**PROBLEM DETAILS:** Scan the entries and copy each line where the word "space" is present.

Records drawn from a dataset
____

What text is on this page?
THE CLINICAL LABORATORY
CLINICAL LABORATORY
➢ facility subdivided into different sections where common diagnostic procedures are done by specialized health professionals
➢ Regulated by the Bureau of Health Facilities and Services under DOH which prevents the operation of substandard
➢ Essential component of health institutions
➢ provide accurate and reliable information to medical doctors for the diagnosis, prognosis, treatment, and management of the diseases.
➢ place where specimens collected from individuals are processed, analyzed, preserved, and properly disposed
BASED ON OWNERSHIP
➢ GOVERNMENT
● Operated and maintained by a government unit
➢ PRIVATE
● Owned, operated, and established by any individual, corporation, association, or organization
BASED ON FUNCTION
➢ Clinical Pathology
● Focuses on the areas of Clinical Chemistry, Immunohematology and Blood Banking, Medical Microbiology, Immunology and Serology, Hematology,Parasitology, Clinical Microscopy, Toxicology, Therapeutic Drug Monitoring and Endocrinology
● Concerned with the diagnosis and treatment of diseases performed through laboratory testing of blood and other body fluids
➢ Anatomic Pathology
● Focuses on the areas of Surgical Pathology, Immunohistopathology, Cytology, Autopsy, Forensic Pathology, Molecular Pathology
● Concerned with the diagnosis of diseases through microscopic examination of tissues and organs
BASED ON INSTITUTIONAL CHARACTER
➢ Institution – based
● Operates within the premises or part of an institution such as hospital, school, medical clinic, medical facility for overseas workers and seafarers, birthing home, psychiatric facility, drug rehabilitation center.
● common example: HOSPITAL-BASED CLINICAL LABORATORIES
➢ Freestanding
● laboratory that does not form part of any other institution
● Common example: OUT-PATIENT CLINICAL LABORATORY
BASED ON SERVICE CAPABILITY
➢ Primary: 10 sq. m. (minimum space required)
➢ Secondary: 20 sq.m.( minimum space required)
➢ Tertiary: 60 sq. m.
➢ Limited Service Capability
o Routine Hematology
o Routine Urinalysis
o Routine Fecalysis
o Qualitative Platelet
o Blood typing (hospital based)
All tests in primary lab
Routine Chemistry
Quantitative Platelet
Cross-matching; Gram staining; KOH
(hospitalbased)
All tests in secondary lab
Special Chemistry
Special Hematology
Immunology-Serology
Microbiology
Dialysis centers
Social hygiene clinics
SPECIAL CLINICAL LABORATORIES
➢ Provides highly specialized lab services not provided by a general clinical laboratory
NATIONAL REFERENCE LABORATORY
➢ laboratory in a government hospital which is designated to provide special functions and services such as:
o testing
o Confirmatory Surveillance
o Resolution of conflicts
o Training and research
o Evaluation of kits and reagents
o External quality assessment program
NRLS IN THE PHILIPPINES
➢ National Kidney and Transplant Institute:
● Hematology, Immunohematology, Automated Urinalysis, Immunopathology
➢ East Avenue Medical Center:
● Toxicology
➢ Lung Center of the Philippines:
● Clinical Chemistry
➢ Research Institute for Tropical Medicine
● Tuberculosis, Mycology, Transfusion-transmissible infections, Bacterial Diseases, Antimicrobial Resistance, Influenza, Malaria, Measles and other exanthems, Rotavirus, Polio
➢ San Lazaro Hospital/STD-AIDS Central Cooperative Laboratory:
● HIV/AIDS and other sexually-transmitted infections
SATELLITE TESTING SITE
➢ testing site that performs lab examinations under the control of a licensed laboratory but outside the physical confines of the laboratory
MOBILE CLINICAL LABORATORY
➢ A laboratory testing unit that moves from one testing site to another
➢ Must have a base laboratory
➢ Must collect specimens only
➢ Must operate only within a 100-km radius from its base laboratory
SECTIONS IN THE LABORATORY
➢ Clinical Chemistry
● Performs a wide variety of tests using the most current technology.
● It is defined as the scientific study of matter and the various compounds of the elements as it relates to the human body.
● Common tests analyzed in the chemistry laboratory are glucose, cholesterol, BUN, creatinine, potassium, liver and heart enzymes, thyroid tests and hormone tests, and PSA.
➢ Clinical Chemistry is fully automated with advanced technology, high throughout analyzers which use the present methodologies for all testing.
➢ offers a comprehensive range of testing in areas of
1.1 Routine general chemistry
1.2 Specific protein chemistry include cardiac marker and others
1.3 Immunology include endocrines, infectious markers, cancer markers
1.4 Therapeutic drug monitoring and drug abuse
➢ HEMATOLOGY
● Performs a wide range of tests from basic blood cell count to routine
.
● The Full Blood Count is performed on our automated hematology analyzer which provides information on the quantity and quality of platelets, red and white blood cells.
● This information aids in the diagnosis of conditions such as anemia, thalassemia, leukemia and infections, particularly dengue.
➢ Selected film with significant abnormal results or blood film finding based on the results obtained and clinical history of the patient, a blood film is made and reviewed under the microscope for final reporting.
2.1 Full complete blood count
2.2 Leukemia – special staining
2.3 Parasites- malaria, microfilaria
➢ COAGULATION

____

**PROBLEM SOLUTION:**
➢ Primary: 10 sq. m. (minimum space required)
➢ Secondary: 20 sq.m.( minimum space required)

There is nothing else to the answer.